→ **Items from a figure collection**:
------------------------------------------------

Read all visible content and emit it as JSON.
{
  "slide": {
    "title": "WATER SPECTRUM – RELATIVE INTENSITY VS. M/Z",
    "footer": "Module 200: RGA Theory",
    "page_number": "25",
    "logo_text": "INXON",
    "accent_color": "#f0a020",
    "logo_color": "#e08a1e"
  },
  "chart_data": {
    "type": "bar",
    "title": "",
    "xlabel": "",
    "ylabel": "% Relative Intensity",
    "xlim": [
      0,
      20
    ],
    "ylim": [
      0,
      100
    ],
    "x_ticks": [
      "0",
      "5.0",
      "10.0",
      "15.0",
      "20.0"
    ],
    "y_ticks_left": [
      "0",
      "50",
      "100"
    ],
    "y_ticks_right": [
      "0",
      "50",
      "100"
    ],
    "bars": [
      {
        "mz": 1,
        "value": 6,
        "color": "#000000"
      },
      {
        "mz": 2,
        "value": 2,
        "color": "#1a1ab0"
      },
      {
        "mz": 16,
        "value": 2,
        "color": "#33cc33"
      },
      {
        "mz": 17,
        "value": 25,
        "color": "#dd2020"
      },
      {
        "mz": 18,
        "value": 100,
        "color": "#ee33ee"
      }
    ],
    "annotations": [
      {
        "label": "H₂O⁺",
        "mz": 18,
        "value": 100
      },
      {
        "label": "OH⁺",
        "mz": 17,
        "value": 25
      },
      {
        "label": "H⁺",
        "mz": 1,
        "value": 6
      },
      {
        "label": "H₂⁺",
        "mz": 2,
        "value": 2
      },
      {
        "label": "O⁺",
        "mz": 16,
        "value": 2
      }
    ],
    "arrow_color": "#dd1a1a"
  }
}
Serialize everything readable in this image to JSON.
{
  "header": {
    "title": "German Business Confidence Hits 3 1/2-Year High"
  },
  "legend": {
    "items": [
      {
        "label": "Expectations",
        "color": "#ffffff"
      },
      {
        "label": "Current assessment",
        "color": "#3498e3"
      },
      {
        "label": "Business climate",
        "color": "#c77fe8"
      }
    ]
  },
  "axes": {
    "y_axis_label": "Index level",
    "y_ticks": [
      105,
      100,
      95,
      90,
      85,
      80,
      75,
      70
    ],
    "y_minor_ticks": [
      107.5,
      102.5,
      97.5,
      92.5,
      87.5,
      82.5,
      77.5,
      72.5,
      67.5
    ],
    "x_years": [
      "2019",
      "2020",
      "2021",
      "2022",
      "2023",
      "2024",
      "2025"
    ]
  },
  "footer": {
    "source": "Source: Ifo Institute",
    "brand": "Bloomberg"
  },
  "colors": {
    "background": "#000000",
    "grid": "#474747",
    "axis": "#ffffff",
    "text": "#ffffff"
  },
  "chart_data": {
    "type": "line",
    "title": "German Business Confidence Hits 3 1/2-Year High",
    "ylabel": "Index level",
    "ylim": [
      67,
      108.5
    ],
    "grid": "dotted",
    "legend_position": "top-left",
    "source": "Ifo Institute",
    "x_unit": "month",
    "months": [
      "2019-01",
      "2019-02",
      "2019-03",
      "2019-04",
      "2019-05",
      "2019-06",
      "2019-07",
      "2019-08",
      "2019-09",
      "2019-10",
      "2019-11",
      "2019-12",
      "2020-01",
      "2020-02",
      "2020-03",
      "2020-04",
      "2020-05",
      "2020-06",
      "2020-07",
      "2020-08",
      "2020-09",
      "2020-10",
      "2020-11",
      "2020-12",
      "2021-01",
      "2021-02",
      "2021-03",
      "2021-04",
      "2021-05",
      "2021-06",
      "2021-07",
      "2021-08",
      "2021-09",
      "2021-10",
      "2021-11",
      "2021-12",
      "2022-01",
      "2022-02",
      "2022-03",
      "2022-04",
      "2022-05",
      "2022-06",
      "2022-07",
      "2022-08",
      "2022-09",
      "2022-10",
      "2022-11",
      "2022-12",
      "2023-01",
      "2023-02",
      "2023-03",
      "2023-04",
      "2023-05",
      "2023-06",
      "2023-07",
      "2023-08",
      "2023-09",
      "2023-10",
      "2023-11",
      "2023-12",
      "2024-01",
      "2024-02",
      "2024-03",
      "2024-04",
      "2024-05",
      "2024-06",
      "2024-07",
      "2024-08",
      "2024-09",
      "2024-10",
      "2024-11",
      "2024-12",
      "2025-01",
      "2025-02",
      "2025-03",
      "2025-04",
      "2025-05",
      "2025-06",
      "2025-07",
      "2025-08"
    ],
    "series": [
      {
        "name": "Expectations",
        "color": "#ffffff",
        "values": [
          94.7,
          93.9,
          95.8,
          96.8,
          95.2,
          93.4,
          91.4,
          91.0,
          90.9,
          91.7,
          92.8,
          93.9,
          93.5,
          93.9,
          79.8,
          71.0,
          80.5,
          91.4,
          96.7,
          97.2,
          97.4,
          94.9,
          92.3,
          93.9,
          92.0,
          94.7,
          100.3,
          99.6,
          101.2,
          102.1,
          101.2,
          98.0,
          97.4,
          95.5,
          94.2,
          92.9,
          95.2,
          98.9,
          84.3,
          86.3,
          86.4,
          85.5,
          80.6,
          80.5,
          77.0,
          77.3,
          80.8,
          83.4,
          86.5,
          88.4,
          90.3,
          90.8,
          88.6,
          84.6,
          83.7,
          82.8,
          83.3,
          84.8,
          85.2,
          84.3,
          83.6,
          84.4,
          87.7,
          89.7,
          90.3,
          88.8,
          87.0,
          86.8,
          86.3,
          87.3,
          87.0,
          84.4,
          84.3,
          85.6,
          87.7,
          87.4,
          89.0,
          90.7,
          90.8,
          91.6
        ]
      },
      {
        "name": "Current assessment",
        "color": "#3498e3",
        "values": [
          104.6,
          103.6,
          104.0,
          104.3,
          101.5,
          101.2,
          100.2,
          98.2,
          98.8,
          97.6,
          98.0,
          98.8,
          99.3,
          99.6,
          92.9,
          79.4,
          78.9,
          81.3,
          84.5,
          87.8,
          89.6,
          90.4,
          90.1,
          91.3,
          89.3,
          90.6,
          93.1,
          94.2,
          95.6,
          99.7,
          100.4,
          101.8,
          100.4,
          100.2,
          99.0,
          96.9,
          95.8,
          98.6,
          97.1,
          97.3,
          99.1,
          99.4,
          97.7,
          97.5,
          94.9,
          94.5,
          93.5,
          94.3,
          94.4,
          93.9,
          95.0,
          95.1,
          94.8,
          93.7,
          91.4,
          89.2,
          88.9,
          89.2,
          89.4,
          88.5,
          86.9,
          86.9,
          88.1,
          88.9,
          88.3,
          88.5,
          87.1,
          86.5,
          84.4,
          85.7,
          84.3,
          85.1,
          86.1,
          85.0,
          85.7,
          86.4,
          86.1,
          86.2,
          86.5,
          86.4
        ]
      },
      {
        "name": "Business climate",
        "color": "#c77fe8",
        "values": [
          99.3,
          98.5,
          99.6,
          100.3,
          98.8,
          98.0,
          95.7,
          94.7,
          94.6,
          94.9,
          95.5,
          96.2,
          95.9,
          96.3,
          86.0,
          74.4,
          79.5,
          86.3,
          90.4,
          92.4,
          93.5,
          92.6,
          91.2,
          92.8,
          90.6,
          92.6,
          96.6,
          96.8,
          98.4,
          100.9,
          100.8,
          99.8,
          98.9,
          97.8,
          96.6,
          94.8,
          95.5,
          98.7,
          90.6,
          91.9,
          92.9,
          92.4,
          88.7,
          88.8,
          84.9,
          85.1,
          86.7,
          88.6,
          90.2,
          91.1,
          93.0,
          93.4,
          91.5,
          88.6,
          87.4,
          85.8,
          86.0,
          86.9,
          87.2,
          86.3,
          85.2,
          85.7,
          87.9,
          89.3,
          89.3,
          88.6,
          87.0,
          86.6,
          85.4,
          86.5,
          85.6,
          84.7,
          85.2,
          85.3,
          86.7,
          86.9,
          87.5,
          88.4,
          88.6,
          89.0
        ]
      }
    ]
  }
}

------------------------------------------------

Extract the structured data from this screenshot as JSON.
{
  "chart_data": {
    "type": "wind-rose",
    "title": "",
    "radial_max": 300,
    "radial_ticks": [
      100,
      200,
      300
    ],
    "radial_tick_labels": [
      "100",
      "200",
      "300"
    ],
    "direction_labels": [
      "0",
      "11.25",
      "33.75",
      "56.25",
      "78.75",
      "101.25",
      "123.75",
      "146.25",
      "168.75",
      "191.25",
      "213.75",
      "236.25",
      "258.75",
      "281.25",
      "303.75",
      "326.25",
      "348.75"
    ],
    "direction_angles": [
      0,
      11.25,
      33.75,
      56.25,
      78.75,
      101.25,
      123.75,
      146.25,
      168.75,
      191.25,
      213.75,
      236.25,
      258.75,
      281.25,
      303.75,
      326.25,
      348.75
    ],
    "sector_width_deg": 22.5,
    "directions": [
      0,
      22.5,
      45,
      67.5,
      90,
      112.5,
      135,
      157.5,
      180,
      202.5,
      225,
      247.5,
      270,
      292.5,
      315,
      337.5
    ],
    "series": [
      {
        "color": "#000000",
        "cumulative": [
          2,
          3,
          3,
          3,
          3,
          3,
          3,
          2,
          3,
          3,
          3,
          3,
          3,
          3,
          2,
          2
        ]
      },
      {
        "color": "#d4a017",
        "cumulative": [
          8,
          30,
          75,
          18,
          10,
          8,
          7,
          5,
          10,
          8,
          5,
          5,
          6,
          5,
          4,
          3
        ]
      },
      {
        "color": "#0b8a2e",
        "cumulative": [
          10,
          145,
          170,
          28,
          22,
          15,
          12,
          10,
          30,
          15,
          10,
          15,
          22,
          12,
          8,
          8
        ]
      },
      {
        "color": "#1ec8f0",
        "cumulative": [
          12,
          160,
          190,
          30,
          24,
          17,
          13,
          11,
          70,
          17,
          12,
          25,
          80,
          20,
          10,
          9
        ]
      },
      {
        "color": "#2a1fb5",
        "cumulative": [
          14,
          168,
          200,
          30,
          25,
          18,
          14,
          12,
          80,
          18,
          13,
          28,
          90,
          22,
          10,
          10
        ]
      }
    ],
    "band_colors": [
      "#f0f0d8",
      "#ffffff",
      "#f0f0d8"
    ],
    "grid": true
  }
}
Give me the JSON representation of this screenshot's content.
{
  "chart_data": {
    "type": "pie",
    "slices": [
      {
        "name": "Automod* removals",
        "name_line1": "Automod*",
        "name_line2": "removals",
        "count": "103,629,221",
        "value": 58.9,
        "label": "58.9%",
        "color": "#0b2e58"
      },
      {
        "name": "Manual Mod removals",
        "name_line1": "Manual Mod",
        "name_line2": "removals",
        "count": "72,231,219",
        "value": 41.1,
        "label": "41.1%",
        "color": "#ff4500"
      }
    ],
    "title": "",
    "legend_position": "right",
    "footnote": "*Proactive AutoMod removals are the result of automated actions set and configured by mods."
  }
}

------------------------------------------------

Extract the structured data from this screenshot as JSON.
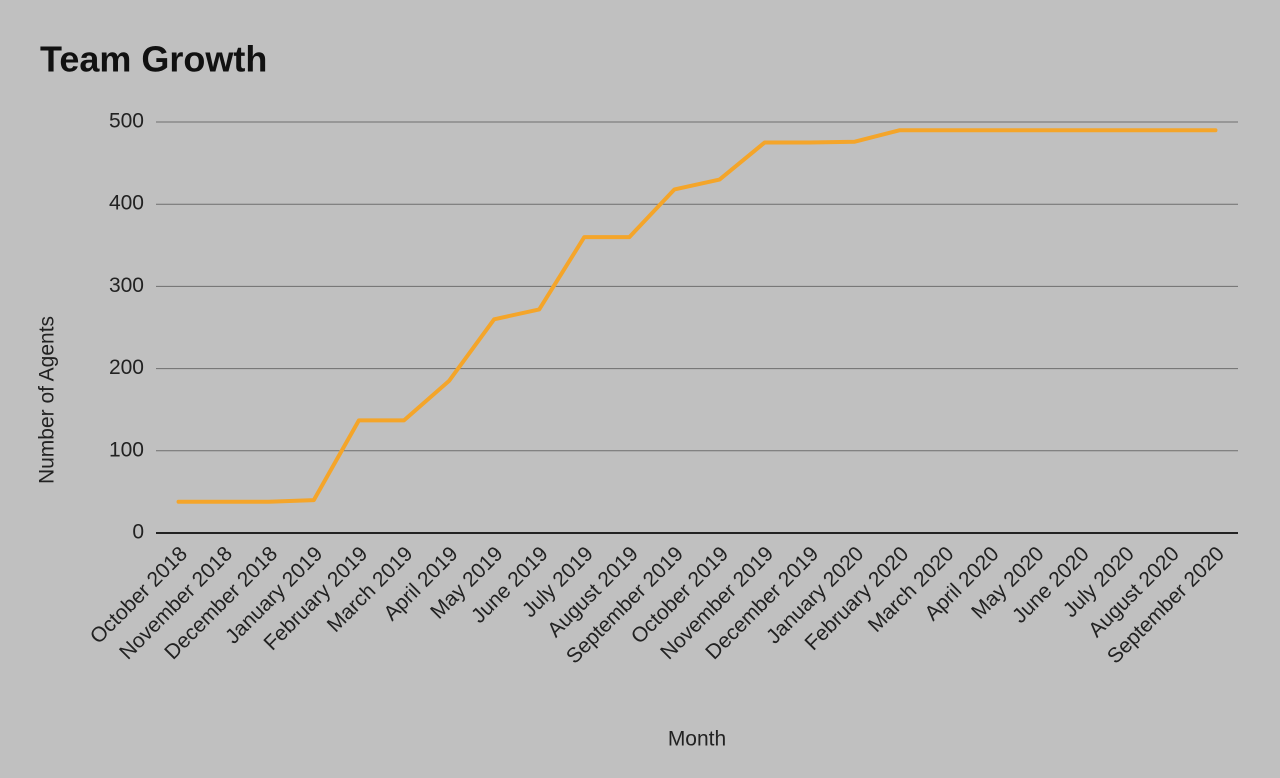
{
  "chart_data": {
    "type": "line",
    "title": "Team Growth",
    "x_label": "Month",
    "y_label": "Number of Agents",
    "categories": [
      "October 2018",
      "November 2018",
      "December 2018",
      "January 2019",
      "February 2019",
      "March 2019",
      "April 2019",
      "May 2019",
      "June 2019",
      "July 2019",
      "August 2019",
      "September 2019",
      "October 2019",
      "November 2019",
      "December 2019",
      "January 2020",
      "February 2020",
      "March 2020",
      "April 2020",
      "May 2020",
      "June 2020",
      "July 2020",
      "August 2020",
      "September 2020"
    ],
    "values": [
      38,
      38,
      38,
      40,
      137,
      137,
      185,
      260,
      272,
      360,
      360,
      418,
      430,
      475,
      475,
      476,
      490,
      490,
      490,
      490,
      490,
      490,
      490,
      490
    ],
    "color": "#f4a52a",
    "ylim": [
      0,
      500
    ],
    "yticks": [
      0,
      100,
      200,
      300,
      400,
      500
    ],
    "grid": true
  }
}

------------------------------------------------

→ **Problem**: Copy each line from the data above that includes "removals".

→ **Answer to this problem**:
        "name": "Automod* removals",
        "name_line2": "removals",
        "name": "Manual Mod removals",
        "name_line2": "removals",
    "footnote": "*Proactive AutoMod removals are the result of automated actions set and configured by mods."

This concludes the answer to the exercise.